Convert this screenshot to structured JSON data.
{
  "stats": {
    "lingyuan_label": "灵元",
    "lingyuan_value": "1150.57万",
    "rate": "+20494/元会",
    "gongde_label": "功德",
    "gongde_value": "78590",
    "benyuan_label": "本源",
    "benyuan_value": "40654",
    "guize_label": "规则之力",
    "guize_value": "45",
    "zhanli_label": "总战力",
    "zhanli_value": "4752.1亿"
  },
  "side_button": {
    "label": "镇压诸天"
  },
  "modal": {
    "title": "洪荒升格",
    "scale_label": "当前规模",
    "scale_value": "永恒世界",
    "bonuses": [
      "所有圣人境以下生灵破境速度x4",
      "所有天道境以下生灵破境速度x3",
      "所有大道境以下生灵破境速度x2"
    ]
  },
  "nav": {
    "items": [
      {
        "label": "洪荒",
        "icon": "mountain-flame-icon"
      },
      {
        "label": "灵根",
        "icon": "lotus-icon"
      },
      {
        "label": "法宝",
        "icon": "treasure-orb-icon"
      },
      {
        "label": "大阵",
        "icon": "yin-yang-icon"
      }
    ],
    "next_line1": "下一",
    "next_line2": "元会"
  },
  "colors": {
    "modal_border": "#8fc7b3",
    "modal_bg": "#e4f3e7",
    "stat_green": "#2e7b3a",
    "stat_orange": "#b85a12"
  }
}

What the exercise asks: Write out the full listing, keeping every line exactly as it is.

Full answer:
Convert this screenshot to structured JSON data.
{
  "stats": {
    "lingyuan_label": "灵元",
    "lingyuan_value": "1150.57万",
    "rate": "+20494/元会",
    "gongde_label": "功德",
    "gongde_value": "78590",
    "benyuan_label": "本源",
    "benyuan_value": "40654",
    "guize_label": "规则之力",
    "guize_value": "45",
    "zhanli_label": "总战力",
    "zhanli_value": "4752.1亿"
  },
  "side_button": {
    "label": "镇压诸天"
  },
  "modal": {
    "title": "洪荒升格",
    "scale_label": "当前规模",
    "scale_value": "永恒世界",
    "bonuses": [
      "所有圣人境以下生灵破境速度x4",
      "所有天道境以下生灵破境速度x3",
      "所有大道境以下生灵破境速度x2"
    ]
  },
  "nav": {
    "items": [
      {
        "label": "洪荒",
        "icon": "mountain-flame-icon"
      },
      {
        "label": "灵根",
        "icon": "lotus-icon"
      },
      {
        "label": "法宝",
        "icon": "treasure-orb-icon"
      },
      {
        "label": "大阵",
        "icon": "yin-yang-icon"
      }
    ],
    "next_line1": "下一",
    "next_line2": "元会"
  },
  "colors": {
    "modal_border": "#8fc7b3",
    "modal_bg": "#e4f3e7",
    "stat_green": "#2e7b3a",
    "stat_orange": "#b85a12"
  }
}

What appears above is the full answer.